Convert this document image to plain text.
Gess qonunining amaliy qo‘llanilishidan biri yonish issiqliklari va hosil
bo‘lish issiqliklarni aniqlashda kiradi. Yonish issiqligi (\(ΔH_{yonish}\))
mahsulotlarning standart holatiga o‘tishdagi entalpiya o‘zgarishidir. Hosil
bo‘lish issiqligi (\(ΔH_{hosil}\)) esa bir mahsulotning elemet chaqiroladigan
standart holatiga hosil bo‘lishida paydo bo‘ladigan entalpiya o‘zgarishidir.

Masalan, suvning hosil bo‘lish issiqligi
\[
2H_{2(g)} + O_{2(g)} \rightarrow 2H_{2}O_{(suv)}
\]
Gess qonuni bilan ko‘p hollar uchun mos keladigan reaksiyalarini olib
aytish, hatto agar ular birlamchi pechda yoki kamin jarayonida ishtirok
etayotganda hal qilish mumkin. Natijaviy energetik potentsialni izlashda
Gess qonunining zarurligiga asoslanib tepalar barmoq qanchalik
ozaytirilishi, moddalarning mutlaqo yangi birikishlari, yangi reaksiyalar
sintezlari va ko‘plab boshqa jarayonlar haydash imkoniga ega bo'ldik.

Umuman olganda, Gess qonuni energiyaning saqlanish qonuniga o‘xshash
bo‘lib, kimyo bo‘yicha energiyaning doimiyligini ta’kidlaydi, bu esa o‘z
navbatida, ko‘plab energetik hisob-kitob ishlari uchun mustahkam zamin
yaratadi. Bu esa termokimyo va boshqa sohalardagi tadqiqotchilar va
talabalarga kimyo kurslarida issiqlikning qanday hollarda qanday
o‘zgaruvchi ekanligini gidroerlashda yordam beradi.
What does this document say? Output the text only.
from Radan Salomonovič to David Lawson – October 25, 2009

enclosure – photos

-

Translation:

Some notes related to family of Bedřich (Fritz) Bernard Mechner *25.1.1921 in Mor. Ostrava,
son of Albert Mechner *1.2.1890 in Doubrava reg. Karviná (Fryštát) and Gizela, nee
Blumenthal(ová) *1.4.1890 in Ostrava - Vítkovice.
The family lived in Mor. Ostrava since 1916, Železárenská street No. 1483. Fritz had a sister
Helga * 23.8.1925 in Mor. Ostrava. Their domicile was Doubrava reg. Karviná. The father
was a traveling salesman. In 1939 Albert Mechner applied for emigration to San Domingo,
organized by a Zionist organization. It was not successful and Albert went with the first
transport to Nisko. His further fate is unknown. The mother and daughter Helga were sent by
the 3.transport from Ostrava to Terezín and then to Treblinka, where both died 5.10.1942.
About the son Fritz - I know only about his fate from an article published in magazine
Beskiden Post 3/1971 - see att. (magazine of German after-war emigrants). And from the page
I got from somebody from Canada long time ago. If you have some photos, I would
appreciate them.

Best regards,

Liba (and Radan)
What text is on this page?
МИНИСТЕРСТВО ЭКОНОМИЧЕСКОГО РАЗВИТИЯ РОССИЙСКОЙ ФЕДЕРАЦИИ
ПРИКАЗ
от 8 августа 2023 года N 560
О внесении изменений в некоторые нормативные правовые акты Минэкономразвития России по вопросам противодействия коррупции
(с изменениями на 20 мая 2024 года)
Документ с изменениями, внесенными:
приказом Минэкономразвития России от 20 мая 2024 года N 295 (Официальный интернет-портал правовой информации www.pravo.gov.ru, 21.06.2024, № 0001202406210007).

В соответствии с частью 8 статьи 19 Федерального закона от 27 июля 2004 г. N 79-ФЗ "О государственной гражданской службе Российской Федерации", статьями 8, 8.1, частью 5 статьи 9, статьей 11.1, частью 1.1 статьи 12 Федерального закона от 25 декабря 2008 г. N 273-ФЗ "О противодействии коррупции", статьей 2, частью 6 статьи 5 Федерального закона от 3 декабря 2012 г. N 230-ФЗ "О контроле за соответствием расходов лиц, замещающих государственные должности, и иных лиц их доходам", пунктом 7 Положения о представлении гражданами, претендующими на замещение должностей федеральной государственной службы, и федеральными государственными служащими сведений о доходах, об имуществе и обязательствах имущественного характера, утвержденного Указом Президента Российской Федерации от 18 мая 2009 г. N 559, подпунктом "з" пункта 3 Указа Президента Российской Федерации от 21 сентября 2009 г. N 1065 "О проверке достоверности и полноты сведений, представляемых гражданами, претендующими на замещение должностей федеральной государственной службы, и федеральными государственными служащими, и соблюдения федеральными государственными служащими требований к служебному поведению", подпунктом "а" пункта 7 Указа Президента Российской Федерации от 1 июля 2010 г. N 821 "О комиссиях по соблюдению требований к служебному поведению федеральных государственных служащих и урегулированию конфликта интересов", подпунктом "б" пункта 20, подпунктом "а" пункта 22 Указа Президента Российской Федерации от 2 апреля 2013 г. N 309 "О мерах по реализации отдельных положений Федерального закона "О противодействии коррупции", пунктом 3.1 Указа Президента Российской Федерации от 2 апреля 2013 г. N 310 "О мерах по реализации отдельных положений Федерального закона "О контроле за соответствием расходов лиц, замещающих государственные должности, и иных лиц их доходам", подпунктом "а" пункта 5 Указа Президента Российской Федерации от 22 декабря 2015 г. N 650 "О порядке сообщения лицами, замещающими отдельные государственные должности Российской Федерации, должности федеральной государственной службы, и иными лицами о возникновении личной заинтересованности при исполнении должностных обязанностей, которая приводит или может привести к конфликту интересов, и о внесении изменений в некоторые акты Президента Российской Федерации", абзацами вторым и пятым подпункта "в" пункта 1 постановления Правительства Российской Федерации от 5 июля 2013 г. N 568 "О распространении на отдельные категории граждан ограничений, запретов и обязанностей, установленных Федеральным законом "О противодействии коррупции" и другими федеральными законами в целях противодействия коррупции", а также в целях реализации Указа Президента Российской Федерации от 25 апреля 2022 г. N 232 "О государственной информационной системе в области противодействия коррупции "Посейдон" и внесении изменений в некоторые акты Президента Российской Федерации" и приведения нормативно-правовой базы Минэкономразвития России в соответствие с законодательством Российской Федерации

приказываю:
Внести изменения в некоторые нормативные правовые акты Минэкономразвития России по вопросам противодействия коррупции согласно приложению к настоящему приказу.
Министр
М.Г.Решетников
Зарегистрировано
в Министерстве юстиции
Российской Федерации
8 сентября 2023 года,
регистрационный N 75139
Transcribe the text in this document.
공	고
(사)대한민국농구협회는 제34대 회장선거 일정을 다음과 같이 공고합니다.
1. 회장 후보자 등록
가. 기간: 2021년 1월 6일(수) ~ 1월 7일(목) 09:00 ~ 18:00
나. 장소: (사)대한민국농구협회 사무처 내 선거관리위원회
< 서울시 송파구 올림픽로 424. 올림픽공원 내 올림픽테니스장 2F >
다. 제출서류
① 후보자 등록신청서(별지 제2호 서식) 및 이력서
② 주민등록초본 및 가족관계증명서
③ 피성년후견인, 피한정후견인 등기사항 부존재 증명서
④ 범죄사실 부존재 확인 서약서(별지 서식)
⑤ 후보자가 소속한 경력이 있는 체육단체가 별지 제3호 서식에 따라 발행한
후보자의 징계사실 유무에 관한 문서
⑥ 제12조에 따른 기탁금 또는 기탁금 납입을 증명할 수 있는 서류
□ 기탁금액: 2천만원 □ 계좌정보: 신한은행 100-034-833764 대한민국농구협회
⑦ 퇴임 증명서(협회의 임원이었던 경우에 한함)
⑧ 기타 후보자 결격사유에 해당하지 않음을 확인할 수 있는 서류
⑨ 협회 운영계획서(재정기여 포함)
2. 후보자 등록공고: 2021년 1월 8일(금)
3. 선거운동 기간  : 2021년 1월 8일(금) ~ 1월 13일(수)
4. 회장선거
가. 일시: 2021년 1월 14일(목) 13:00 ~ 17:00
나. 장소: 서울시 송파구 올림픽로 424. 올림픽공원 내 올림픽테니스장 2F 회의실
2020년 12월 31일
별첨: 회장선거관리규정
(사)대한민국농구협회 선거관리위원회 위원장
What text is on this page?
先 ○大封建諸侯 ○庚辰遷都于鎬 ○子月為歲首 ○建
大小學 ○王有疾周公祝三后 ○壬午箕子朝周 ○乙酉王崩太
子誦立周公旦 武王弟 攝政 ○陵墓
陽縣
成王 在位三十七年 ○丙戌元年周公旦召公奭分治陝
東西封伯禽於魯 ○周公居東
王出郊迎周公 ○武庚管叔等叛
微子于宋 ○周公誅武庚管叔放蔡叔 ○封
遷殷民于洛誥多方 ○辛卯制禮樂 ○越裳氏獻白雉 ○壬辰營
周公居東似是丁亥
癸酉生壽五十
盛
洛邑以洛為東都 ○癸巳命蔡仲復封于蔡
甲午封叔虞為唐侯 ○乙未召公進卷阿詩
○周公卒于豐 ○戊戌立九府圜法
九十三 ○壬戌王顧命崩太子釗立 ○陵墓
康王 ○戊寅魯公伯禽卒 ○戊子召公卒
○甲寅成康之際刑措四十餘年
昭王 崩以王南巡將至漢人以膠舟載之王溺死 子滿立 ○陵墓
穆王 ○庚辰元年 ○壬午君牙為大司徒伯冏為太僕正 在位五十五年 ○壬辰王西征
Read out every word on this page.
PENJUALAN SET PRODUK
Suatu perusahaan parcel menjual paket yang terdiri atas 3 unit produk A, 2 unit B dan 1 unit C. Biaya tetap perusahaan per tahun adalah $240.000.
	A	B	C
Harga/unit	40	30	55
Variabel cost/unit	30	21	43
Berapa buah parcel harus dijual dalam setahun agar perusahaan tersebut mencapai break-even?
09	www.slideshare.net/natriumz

**Stated exercise:**
Filter the records above and return every line that holds the word "transport".

**Task output:**
transport to Nisko. His further fate is unknown. The mother and daughter Helga were sent by
the 3.transport from Ostrava to Terezín and then to Treblinka, where both died 5.10.1942.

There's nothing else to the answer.